- [Brief]
Lines holding the string "Sensitivity" are the ones to copy from this listing.

▼

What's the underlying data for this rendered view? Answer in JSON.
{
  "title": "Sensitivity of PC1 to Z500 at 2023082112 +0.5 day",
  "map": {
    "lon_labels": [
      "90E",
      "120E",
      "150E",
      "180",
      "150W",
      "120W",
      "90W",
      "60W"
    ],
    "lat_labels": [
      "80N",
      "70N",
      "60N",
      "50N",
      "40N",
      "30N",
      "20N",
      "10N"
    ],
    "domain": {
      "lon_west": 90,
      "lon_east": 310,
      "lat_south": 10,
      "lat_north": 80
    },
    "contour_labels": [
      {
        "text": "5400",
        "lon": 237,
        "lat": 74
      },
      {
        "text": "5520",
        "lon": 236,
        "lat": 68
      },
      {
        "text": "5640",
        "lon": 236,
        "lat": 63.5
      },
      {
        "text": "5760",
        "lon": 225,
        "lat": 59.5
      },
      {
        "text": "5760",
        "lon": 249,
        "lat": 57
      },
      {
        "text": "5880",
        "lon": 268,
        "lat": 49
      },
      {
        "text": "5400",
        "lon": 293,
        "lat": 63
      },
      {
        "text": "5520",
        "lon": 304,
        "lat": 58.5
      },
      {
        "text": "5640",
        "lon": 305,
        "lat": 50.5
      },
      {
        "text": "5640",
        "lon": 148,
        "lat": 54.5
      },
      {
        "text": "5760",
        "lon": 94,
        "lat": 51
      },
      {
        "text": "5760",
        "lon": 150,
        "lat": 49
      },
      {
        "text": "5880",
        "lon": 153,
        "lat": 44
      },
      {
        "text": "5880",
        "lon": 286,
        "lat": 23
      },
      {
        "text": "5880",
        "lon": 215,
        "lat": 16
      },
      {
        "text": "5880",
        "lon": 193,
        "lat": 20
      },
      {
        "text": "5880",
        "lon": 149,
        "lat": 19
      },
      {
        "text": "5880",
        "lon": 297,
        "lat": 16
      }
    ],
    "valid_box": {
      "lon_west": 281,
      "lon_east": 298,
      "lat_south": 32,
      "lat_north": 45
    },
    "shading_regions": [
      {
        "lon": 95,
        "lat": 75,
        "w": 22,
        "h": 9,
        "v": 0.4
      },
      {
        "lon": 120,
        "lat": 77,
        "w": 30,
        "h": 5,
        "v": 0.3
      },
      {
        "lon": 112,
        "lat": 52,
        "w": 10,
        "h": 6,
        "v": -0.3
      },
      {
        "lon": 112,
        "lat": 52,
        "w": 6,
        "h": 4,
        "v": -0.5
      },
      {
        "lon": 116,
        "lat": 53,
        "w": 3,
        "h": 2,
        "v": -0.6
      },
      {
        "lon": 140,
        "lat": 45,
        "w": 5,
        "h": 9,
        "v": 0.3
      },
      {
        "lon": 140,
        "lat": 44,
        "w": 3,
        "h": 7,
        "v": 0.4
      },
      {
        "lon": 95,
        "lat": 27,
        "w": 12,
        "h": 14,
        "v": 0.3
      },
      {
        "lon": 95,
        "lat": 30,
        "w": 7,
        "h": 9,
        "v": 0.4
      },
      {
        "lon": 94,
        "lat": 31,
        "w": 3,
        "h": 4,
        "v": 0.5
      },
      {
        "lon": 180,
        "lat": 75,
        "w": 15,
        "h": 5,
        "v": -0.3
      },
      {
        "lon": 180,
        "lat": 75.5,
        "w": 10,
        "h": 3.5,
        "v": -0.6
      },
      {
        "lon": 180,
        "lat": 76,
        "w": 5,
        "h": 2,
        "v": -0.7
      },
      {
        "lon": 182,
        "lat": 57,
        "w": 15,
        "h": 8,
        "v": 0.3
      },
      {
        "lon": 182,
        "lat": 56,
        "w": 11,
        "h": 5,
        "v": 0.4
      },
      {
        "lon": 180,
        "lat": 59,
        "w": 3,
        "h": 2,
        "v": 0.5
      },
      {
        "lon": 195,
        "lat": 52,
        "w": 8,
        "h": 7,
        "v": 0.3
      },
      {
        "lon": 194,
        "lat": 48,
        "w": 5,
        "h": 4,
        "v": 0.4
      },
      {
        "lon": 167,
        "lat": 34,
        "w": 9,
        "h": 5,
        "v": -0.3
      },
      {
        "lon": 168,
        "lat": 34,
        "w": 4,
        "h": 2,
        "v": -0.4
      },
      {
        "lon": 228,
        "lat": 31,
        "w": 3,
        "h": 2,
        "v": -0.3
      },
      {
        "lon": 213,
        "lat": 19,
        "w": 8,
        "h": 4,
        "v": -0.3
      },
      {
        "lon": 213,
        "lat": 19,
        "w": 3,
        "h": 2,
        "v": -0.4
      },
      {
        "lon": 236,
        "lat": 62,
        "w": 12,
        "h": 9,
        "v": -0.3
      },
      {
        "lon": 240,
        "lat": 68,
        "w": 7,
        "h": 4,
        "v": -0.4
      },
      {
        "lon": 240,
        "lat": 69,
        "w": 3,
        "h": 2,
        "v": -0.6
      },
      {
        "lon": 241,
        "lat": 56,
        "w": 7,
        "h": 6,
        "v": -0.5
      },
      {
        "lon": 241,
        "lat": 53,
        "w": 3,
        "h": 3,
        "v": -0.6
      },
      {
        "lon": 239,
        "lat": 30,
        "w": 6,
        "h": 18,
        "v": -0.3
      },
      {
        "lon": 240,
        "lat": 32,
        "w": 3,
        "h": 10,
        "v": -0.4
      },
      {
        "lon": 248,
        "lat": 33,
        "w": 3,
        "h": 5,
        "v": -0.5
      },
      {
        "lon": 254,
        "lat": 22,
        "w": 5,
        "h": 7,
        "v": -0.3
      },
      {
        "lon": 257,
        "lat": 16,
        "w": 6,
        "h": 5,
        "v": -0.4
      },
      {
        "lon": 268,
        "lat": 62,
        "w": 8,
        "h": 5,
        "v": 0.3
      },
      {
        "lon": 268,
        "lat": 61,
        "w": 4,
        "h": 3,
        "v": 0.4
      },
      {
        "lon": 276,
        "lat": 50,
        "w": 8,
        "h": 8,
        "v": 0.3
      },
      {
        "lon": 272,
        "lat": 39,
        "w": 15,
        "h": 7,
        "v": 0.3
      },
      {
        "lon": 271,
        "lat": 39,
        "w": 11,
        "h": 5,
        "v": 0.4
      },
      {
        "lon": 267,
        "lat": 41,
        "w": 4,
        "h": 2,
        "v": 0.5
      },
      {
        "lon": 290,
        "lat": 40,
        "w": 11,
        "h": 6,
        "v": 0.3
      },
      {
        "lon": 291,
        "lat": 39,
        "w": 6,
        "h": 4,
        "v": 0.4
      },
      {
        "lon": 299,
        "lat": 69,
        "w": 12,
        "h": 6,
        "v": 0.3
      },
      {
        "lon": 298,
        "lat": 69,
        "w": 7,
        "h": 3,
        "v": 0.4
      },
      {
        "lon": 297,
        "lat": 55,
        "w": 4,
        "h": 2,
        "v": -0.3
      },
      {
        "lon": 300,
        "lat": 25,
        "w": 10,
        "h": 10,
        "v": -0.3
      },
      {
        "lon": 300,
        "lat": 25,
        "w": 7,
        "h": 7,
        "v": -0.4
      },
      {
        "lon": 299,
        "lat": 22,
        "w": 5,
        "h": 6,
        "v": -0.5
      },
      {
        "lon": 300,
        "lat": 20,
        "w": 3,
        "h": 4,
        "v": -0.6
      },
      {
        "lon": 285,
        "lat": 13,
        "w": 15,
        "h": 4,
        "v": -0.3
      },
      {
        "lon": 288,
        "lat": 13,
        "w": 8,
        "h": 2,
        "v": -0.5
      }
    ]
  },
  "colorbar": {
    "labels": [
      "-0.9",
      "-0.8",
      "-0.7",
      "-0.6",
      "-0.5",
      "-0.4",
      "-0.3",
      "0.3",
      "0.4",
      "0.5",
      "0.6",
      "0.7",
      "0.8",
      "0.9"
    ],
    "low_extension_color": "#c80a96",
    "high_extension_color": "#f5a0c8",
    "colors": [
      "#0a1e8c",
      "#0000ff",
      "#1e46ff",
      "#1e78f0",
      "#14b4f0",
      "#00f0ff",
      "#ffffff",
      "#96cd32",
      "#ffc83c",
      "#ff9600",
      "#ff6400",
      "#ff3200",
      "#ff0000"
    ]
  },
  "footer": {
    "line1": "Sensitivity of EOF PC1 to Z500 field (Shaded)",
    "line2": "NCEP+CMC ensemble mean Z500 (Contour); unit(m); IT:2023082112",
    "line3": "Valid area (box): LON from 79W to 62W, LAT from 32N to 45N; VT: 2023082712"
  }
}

▲

- [Solution to this task]
  "title": "Sensitivity of PC1 to Z500 at 2023082112 +0.5 day",
    "line1": "Sensitivity of EOF PC1 to Z500 field (Shaded)",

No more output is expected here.